### The request
Repeat the lines in the records below word for word, beginning with the line that contains "heatmap-cell [508,322,512,326]" and stopping after the line that contains "heatmap-cell [492,214,496,218]".

Element and coordinate records:
---

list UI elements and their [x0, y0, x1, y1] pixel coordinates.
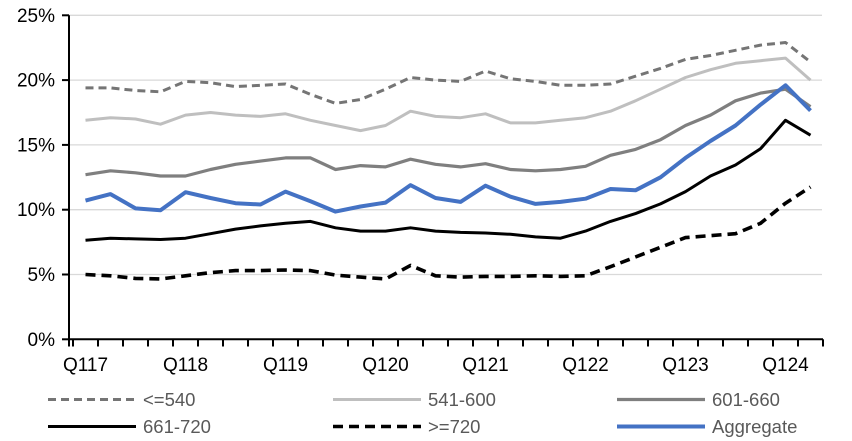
legend-label-720: >=720	[428, 416, 480, 437]
y-axis-label: 15%	[17, 135, 55, 156]
y-axis-label: 25%	[17, 6, 55, 27]
x-axis-label: Q123	[662, 355, 708, 376]
x-axis-label: Q124	[762, 355, 809, 376]
legend-label-541600: 541-600	[428, 389, 496, 410]
x-axis-label: Q117	[63, 355, 108, 376]
series-line-541600	[85, 56, 812, 133]
y-axis-label: 5%	[28, 265, 56, 286]
axes	[62, 14, 824, 347]
x-axis-label: Q122	[562, 355, 608, 376]
series-line-601660	[85, 87, 812, 178]
series-line-540	[85, 41, 812, 105]
series-line-661720	[85, 118, 812, 242]
legend-label-540: <=540	[143, 389, 195, 410]
legend: <=540 541-600 601-660 661-720 >=720 Aggregate	[48, 389, 797, 437]
x-axis-label: Q120	[362, 355, 408, 376]
x-axis-labels: Q117 Q118 Q119 Q120 Q121 Q122 Q123 Q124	[63, 355, 809, 376]
series-line-720	[85, 185, 812, 281]
y-axis-labels: 0% 5% 10% 15% 20% 25%	[17, 6, 55, 351]
gridlines	[69, 14, 822, 276]
y-axis-label: 0%	[28, 330, 56, 351]
y-axis-label: 10%	[17, 200, 55, 221]
legend-label-601660: 601-660	[712, 389, 780, 410]
x-axis-label: Q118	[163, 355, 208, 376]
series-lines	[84, 41, 812, 281]
x-axis-label: Q121	[462, 355, 508, 376]
legend-label-661720: 661-720	[143, 416, 211, 437]
legend-label-Aggregate: Aggregate	[712, 416, 797, 437]
y-axis-label: 20%	[17, 71, 55, 92]
x-axis-label: Q119	[263, 355, 308, 376]
series-line-Aggregate	[84, 83, 812, 214]
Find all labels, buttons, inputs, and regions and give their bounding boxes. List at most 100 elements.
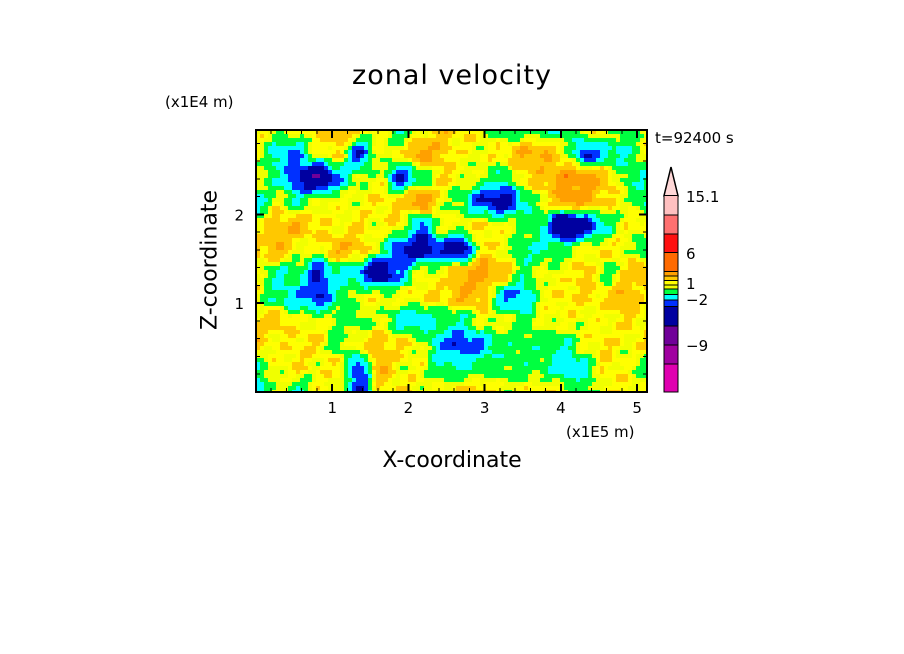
heatmap-cell [508,322,512,326]
heatmap-cell [300,198,304,202]
heatmap-cell [268,318,272,322]
heatmap-cell [620,266,624,270]
heatmap-cell [572,314,576,318]
heatmap-cell [332,282,336,286]
heatmap-cell [340,142,344,146]
heatmap-cell [564,218,568,222]
heatmap-cell [528,222,532,226]
heatmap-cell [388,230,392,234]
heatmap-cell [528,298,532,302]
heatmap-cell [380,318,384,322]
heatmap-cell [348,202,352,206]
heatmap-cell [296,174,300,178]
heatmap-cell [372,202,376,206]
heatmap-cell [412,174,416,178]
heatmap-cell [488,166,492,170]
heatmap-cell [256,154,260,158]
heatmap-cell [580,130,584,134]
heatmap-cell [512,258,516,262]
heatmap-cell [396,286,400,290]
heatmap-cell [292,302,296,306]
heatmap-cell [276,142,280,146]
heatmap-cell [548,214,552,218]
heatmap-cell [548,274,552,278]
heatmap-cell [548,290,552,294]
heatmap-cell [476,322,480,326]
heatmap-cell [356,326,360,330]
heatmap-cell [312,142,316,146]
heatmap-cell [500,286,504,290]
heatmap-cell [568,222,572,226]
heatmap-cell [400,218,404,222]
heatmap-cell [324,254,328,258]
heatmap-cell [320,138,324,142]
heatmap-cell [388,174,392,178]
heatmap-cell [560,130,564,134]
heatmap-cell [492,214,496,218]
heatmap-cell [360,166,364,170]
heatmap-cell [484,210,488,214]
heatmap-cell [444,246,448,250]
heatmap-cell [308,318,312,322]
heatmap-cell [464,198,468,202]
heatmap-cell [364,246,368,250]
heatmap-cell [352,162,356,166]
heatmap-cell [560,270,564,274]
heatmap-cell [508,250,512,254]
heatmap-cell [396,174,400,178]
heatmap-cell [492,226,496,230]
heatmap-cell [600,142,604,146]
heatmap-cell [404,166,408,170]
heatmap-cell [348,302,352,306]
heatmap-cell [368,130,372,134]
heatmap-cell [444,226,448,230]
heatmap-cell [436,202,440,206]
heatmap-cell [464,282,468,286]
heatmap-cell [508,214,512,218]
heatmap-cell [268,298,272,302]
heatmap-cell [272,302,276,306]
heatmap-cell [392,222,396,226]
heatmap-cell [304,250,308,254]
heatmap-cell [368,322,372,326]
heatmap-cell [264,226,268,230]
heatmap-cell [456,302,460,306]
heatmap-cell [348,222,352,226]
heatmap-cell [476,310,480,314]
heatmap-cell [500,242,504,246]
heatmap-cell [400,314,404,318]
heatmap-cell [600,330,604,334]
heatmap-cell [360,174,364,178]
heatmap-cell [356,246,360,250]
heatmap-cell [256,150,260,154]
heatmap-cell [300,246,304,250]
heatmap-cell [436,182,440,186]
heatmap-cell [600,326,604,330]
heatmap-cell [472,210,476,214]
heatmap-cell [404,266,408,270]
heatmap-cell [368,230,372,234]
heatmap-cell [332,174,336,178]
heatmap-cell [372,270,376,274]
heatmap-cell [292,238,296,242]
heatmap-cell [592,190,596,194]
heatmap-cell [420,138,424,142]
heatmap-cell [284,286,288,290]
heatmap-cell [532,318,536,322]
heatmap-cell [612,254,616,258]
heatmap-cell [488,138,492,142]
heatmap-cell [528,198,532,202]
heatmap-cell [316,226,320,230]
heatmap-cell [448,306,452,310]
heatmap-cell [464,222,468,226]
heatmap-cell [612,186,616,190]
heatmap-cell [400,142,404,146]
heatmap-cell [344,250,348,254]
heatmap-cell [528,294,532,298]
heatmap-cell [520,230,524,234]
heatmap-cell [376,138,380,142]
heatmap-cell [268,310,272,314]
heatmap-cell [336,142,340,146]
heatmap-cell [392,238,396,242]
heatmap-cell [328,294,332,298]
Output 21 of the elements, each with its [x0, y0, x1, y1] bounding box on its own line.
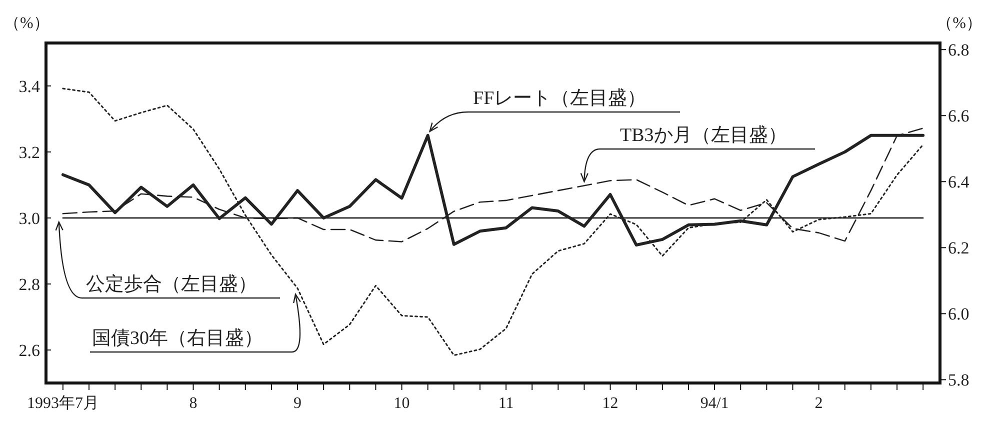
y-tick-label: 2.6	[18, 340, 40, 360]
y-tick-label: 3.2	[18, 142, 40, 162]
x-tick-label: 2	[814, 395, 823, 412]
y2-tick-label: 6.2	[948, 238, 970, 258]
x-tick-label: 1993年7月	[26, 395, 99, 412]
y2-tick-label: 5.8	[948, 370, 970, 390]
y2-tick-label: 6.8	[948, 40, 970, 60]
y-tick-label: 3.0	[18, 208, 40, 228]
x-tick-label: 8	[189, 395, 198, 412]
y-tick-label: 2.8	[18, 274, 40, 294]
y2-tick-label: 6.4	[948, 172, 970, 192]
y2-tick-label: 6.6	[948, 106, 970, 126]
x-tick-label: 94/1	[700, 395, 729, 412]
y-axis-title: （%）	[4, 15, 50, 32]
y2-axis-title: （%）	[936, 15, 982, 32]
x-tick-label: 12	[602, 395, 618, 412]
x-tick-label: 9	[294, 395, 302, 412]
y-tick-label: 3.4	[18, 76, 40, 96]
x-tick-label: 10	[394, 395, 410, 412]
y2-tick-label: 6.0	[948, 304, 970, 324]
x-tick-label: 11	[498, 395, 514, 412]
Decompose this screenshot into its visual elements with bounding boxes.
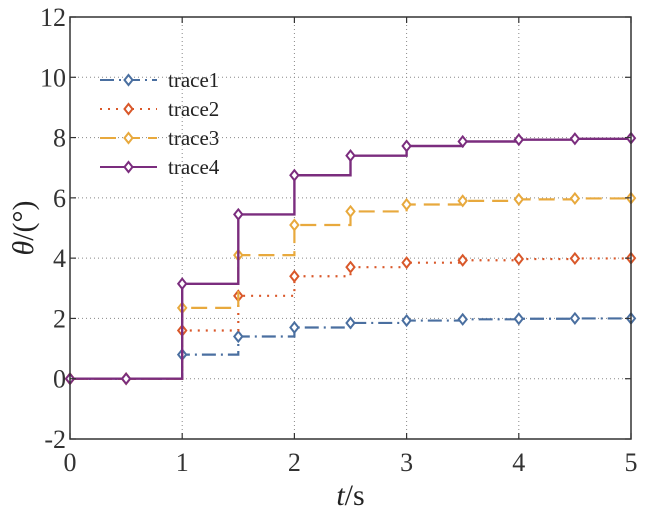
y-tick-label: 12 <box>40 3 66 32</box>
x-tick-label: 2 <box>288 448 301 477</box>
data-point-trace1 <box>569 311 581 326</box>
y-tick-label: 2 <box>53 304 66 333</box>
y-axis-label-unit: /(°) <box>7 200 40 240</box>
series-line-trace3 <box>70 197 633 380</box>
plot-frame <box>69 16 632 440</box>
y-axis-label-var: θ <box>7 241 40 256</box>
y-tick-label: 4 <box>53 244 66 273</box>
legend-marker <box>123 73 134 87</box>
series-line-trace4 <box>70 137 633 380</box>
legend-item-trace1: trace1 <box>100 68 219 92</box>
data-point-trace4 <box>457 134 468 149</box>
x-tick-label: 4 <box>512 448 525 477</box>
data-point-trace2 <box>569 251 581 266</box>
y-axis-label: θ/(°) <box>7 200 40 255</box>
legend-marker <box>123 131 134 145</box>
data-point-trace3 <box>289 218 300 232</box>
data-point-trace1 <box>457 312 468 326</box>
legend-label: trace3 <box>168 126 219 150</box>
data-point-trace3 <box>457 194 468 208</box>
data-point-trace1 <box>401 313 412 328</box>
legend-label: trace2 <box>168 97 219 121</box>
x-tick-label: 0 <box>64 448 77 477</box>
data-point-trace4 <box>233 207 244 222</box>
series-layer <box>64 131 637 386</box>
data-point-trace1 <box>233 329 244 344</box>
data-point-trace4 <box>401 139 412 153</box>
data-point-trace2 <box>289 269 300 283</box>
legend-item-trace3: trace3 <box>100 126 219 150</box>
y-tick-label: -2 <box>44 425 66 454</box>
data-point-trace4 <box>120 372 132 386</box>
legend-label: trace1 <box>168 68 219 92</box>
x-axis-label: t/s <box>336 479 364 512</box>
legend-item-trace2: trace2 <box>100 97 219 121</box>
x-tick-label: 5 <box>625 448 638 477</box>
data-point-trace4 <box>345 149 356 163</box>
data-point-trace2 <box>345 260 356 274</box>
data-point-trace1 <box>289 320 300 335</box>
data-point-trace2 <box>457 253 468 267</box>
data-point-trace4 <box>289 168 300 182</box>
y-tick-label: 0 <box>53 365 66 394</box>
data-point-trace4 <box>513 133 525 147</box>
legend-item-trace4: trace4 <box>100 155 220 179</box>
x-axis-label-var: t <box>336 479 345 512</box>
legend-marker <box>123 160 134 174</box>
y-tick-label: 6 <box>53 184 66 213</box>
x-tick-label: 3 <box>400 448 413 477</box>
series-trace1 <box>64 311 637 386</box>
data-point-trace3 <box>401 197 412 212</box>
legend-label: trace4 <box>168 155 220 179</box>
data-point-trace3 <box>345 204 356 219</box>
series-line-trace2 <box>70 257 633 380</box>
legend-marker <box>123 102 134 116</box>
x-axis-label-unit: /s <box>345 479 365 512</box>
legend: trace1 trace2 trace3 trace4 <box>100 68 220 179</box>
data-point-trace4 <box>176 277 188 291</box>
data-point-trace1 <box>345 316 356 330</box>
y-tick-label: 8 <box>53 124 66 153</box>
data-point-trace4 <box>569 132 581 146</box>
data-point-trace1 <box>513 312 525 326</box>
data-point-trace3 <box>513 192 525 206</box>
data-point-trace2 <box>401 256 412 270</box>
series-trace4 <box>64 131 637 386</box>
x-tick-label: 1 <box>176 448 189 477</box>
y-tick-label: 10 <box>40 63 66 92</box>
data-point-trace3 <box>569 191 581 206</box>
data-point-trace2 <box>513 252 525 266</box>
series-trace3 <box>64 191 637 386</box>
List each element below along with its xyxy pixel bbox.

---

### Result below
heatmap-cell [508,322,512,326]
heatmap-cell [300,198,304,202]
heatmap-cell [268,318,272,322]
heatmap-cell [620,266,624,270]
heatmap-cell [572,314,576,318]
heatmap-cell [332,282,336,286]
heatmap-cell [340,142,344,146]
heatmap-cell [564,218,568,222]
heatmap-cell [528,222,532,226]
heatmap-cell [388,230,392,234]
heatmap-cell [528,298,532,302]
heatmap-cell [380,318,384,322]
heatmap-cell [348,202,352,206]
heatmap-cell [296,174,300,178]
heatmap-cell [372,202,376,206]
heatmap-cell [412,174,416,178]
heatmap-cell [488,166,492,170]
heatmap-cell [256,154,260,158]
heatmap-cell [580,130,584,134]
heatmap-cell [512,258,516,262]
heatmap-cell [396,286,400,290]
heatmap-cell [292,302,296,306]
heatmap-cell [276,142,280,146]
heatmap-cell [548,214,552,218]
heatmap-cell [548,274,552,278]
heatmap-cell [548,290,552,294]
heatmap-cell [476,322,480,326]
heatmap-cell [356,326,360,330]
heatmap-cell [312,142,316,146]
heatmap-cell [500,286,504,290]
heatmap-cell [568,222,572,226]
heatmap-cell [400,218,404,222]
heatmap-cell [324,254,328,258]
heatmap-cell [320,138,324,142]
heatmap-cell [388,174,392,178]
heatmap-cell [560,130,564,134]
heatmap-cell [492,214,496,218]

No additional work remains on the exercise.